> _PAGE TEXT_:

Taking your post into consideration including other conversations here it is obvious that you use your own discretion more and perhaps it is a good thing but sometimes as pointed out the employer may well be looking for a characteristic that you may not deem important/worthy as found in earlier posts.

In future perhaps consider making your intentions clear. Thus you can avoid objections and people may have a clear understanding as to your reasoning and intention.

----------


## adrianh

I just finished reading a study about dyslexia. They found that people who are dyslexic also are missing some vital parts of the brain. They found that the area where intelligent thought normally takes place is simply not there. So, those  who have this terrible disorder have to employ lesser areas of the brain to reason with. The biggest problem they say, is that those lesser areas are very often wired up in such a way that the wires cross and short out like a  faulty telephone. This is why dyslexics not only see letters back to front but also tend to get the proverbial; cat by the tail all the time.

----------


## tec0

> I just finished reading a study about dyslexia. They found that people who are dyslexic also are missing some vital parts of the brain. They found that the area where intelligent thought normally takes place is simply not there. So, those  who have this terrible disorder have to employ lesser areas of the brain to reason with. The biggest problem they say, is that those lesser areas are very often wired up in such a way that the wires cross and short out like a  faulty telephone. This is why dyslexics not only see letters back to front but also tend to get the proverbial; cat by the tail all the time.

> _TASK TO CARRY OUT_: Write the next part of the forum thread, picking up after its final line.

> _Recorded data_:
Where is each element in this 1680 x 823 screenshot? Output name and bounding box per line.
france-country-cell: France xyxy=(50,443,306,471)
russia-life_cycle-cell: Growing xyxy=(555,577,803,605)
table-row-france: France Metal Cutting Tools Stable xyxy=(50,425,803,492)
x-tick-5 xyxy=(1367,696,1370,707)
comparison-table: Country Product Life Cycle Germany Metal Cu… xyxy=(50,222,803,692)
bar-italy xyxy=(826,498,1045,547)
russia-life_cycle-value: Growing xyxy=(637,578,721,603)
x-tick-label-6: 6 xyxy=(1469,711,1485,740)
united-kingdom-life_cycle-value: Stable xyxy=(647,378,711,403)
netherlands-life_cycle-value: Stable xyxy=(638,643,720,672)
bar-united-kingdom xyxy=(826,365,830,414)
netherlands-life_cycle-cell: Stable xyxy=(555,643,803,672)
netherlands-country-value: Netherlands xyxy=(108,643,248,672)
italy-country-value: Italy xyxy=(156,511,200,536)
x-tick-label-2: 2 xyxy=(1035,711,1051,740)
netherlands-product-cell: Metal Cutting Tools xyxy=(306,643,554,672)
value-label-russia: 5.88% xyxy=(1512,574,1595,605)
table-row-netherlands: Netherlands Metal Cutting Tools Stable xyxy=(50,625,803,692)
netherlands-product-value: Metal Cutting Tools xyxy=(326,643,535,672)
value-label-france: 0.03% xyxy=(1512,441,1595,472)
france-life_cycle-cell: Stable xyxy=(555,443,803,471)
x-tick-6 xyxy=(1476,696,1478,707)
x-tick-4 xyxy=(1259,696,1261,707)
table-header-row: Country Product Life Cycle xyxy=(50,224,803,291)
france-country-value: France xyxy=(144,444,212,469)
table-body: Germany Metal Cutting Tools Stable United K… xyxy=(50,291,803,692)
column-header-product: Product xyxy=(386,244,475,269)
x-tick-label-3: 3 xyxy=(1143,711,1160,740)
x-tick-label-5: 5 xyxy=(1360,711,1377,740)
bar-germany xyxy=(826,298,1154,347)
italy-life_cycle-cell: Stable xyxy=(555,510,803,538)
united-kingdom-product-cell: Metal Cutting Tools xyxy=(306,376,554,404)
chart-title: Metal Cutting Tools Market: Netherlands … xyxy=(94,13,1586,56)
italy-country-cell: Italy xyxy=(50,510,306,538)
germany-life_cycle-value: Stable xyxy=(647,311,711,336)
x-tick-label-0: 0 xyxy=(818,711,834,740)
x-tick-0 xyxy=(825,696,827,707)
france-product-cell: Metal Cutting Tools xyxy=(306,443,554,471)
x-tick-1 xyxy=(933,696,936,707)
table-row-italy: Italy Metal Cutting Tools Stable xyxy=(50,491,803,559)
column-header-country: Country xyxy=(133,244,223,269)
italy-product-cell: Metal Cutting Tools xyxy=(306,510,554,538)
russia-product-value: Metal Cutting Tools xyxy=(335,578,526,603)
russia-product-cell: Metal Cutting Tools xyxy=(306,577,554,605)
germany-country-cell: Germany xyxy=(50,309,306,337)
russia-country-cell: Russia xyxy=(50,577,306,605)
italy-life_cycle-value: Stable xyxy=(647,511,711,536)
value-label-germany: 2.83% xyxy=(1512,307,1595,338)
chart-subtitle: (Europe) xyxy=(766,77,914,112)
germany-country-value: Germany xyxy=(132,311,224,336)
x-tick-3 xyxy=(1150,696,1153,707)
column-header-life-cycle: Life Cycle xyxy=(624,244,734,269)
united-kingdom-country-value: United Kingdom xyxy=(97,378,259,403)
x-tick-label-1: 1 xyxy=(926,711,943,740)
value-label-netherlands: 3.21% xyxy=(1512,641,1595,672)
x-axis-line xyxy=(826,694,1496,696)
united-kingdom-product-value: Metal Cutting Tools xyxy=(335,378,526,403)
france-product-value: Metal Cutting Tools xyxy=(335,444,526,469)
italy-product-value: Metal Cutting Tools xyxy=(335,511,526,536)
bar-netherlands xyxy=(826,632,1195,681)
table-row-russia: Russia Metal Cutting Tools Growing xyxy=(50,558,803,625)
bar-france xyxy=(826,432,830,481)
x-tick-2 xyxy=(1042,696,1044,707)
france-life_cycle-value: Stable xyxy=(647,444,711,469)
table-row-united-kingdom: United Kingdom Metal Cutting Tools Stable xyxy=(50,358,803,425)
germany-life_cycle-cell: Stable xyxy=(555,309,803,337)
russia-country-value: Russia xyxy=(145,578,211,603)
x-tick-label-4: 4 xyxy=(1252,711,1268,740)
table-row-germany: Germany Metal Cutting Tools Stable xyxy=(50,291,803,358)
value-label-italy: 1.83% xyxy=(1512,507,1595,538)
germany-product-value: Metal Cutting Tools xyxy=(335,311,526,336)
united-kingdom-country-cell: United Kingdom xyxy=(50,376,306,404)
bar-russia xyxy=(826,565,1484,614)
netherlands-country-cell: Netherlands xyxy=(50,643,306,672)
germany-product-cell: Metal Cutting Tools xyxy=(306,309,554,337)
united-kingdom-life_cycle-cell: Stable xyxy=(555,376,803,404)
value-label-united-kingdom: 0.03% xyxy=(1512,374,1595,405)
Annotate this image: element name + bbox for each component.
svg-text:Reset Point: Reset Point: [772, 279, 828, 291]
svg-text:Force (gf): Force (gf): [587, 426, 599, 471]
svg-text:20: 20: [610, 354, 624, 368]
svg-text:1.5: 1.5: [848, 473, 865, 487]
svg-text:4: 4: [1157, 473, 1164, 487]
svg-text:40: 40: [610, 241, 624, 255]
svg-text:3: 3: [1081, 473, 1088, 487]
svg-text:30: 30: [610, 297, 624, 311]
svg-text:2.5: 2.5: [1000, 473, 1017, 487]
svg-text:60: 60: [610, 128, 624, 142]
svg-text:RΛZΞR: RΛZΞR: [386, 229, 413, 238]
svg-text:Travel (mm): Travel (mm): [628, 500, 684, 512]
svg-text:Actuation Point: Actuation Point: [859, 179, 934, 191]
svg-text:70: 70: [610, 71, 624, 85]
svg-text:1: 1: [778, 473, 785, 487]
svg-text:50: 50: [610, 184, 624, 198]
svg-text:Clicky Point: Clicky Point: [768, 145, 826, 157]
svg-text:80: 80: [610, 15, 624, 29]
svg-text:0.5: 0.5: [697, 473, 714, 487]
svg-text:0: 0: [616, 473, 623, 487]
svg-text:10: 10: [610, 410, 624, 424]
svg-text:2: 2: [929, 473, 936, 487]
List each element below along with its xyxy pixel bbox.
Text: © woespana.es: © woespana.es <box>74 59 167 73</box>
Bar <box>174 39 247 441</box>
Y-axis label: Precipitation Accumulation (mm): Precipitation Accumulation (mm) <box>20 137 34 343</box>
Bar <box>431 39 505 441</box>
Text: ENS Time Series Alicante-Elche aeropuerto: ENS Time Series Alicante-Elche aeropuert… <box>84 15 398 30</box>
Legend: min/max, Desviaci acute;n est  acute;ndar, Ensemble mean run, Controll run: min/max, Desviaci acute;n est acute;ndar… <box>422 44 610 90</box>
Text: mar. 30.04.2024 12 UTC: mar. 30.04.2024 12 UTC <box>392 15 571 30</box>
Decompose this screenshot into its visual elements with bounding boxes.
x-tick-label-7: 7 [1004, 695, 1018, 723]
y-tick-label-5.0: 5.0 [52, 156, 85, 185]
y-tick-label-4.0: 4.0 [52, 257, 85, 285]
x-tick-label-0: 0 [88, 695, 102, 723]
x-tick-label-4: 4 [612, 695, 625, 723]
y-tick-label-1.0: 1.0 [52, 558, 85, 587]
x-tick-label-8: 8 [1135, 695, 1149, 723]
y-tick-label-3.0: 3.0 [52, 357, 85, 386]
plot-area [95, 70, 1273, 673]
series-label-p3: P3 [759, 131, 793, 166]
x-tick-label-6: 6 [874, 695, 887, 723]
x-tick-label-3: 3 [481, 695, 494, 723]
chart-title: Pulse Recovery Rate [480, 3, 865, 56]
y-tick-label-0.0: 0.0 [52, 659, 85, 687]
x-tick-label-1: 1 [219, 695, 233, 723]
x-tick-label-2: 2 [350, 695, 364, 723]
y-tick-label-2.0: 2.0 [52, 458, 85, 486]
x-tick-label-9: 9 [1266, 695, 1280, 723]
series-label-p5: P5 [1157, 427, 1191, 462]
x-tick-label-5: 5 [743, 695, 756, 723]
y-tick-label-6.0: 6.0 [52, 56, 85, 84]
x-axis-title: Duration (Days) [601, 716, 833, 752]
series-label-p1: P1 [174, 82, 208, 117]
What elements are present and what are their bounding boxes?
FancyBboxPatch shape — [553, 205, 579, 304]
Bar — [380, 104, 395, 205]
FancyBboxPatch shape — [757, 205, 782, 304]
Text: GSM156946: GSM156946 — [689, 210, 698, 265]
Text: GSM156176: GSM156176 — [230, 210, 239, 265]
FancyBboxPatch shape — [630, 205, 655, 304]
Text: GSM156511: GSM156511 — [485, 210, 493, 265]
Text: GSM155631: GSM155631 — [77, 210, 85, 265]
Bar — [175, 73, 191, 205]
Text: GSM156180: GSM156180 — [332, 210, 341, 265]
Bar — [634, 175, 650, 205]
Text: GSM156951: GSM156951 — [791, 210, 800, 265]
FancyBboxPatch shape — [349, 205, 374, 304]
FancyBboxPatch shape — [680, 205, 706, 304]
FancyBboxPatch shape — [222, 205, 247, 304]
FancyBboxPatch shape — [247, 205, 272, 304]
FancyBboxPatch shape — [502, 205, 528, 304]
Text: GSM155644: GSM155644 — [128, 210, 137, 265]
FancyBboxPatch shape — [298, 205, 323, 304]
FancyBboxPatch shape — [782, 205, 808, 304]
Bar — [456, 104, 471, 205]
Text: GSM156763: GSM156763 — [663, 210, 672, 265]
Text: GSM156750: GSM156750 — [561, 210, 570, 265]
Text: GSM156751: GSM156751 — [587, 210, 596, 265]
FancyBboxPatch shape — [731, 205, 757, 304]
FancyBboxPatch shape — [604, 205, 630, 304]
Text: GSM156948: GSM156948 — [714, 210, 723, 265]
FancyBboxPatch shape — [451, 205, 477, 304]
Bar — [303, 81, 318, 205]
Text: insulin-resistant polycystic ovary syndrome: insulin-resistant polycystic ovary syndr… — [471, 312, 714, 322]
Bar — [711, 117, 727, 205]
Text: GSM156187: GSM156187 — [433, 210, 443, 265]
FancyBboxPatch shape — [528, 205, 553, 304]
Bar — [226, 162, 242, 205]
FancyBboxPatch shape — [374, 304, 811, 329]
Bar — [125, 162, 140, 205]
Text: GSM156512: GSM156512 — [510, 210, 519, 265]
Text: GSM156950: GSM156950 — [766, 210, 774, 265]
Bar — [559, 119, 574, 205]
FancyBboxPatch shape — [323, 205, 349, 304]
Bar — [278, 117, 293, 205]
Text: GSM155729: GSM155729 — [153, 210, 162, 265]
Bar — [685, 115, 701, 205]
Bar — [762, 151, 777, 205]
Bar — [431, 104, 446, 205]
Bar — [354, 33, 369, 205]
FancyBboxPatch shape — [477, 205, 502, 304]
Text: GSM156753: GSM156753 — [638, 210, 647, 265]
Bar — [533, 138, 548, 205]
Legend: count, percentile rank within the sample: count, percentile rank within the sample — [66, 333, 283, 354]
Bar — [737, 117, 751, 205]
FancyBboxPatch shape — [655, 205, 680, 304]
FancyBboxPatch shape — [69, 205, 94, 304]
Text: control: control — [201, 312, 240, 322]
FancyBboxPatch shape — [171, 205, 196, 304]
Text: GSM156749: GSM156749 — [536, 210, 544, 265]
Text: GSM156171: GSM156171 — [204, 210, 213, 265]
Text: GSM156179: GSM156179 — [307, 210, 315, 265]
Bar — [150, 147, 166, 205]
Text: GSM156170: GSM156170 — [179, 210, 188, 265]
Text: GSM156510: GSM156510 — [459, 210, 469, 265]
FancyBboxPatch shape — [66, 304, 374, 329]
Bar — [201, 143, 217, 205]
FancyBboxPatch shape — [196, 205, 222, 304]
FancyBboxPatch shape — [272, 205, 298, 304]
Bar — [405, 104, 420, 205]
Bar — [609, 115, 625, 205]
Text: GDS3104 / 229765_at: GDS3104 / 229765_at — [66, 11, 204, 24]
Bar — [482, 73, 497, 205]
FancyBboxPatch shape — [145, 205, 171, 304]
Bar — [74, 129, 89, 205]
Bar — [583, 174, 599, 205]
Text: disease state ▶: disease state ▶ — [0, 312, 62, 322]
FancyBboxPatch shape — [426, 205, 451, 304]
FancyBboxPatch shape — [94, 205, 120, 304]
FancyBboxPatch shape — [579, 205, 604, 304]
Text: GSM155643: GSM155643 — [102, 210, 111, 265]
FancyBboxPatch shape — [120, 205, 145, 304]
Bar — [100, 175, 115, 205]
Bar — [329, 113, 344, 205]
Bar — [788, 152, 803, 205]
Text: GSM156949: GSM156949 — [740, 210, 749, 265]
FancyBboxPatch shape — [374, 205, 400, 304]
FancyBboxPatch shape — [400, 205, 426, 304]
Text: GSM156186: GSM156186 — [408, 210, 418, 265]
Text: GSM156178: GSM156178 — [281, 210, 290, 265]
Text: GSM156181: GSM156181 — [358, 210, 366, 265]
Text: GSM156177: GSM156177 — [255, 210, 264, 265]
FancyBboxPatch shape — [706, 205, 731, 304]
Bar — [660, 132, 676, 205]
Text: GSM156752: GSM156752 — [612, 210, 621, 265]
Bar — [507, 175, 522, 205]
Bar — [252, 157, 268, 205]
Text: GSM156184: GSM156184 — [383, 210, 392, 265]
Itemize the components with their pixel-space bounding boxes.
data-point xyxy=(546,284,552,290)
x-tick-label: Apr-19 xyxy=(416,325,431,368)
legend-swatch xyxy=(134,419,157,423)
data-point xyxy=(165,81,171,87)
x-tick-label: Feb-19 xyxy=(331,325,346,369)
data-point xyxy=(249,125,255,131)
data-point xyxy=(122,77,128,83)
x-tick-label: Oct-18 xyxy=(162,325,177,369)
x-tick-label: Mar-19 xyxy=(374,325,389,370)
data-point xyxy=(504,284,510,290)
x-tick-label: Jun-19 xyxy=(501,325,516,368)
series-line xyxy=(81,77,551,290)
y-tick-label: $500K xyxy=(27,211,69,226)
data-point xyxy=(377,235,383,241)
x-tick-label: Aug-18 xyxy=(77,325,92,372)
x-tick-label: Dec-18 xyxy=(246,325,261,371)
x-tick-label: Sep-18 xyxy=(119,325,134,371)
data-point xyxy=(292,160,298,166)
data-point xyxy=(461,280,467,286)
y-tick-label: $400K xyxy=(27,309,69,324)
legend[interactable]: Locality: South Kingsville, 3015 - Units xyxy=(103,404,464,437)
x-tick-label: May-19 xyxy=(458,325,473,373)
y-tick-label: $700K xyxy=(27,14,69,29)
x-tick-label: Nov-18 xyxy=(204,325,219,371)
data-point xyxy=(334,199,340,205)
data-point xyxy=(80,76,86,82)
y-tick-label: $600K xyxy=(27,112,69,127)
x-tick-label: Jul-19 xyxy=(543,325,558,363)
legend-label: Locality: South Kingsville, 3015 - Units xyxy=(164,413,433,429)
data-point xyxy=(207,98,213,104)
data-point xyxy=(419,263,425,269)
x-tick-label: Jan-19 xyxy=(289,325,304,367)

> _WRITTEN RESPONSE_:
I would love to see the source Adrian... 

I see you like insulting people... For some time now I have observed you and your approach. You’re primary train of thought is “what can they do to me” Answer “nothing at all” Yes admin can step in and ban both of us and in a way it may actually be a benefit for the forum outright. 

You are destructive force with no regard or respect to anyone. Like HR you over evaluate your importance and believe you have the right to speak for others in their absence. For example if a real customer of HR would see this thread and others would you think that there response would be forthcoming? [Rhetorical Question] 

After all HR made it clear that they are only a facilitator and that they “the employer” laid the ground rules as to what they want and what they don’t want. That can have consequences if you consider some of the labour laws.

Herein I would say rather stop reconsider what it is you wish to accomplish and rather make your intentions clear. But I think we are past this stage as is. I understand if your post towards me is outright a slap in the face. I can take it. Question is when you start to do it to other members what are your intention? [Rhetorical Question]

If you consider my post you would find that my intention was stated clearly. Yet you rather opted to mock in hopes that people will think I am just being a jerk. Truth is they will read and they will wonder as I do. What happens within that situation.

I also made a lot of mistakes posted a lot of things and regretted it. We are human. So it is up to you.

----------


## adrianh

What are you on about, I'm simply relating what I read on the internet.

----------


## HR Solutions

Oh tec just FYI sake I have had 3 pm,s (positive) relating to this thread and 2 cv.s sent to my e mail add as of yesterday 5.30 pm so  this has been a very good thread so no need to "sterilize" this thread, whatever that means.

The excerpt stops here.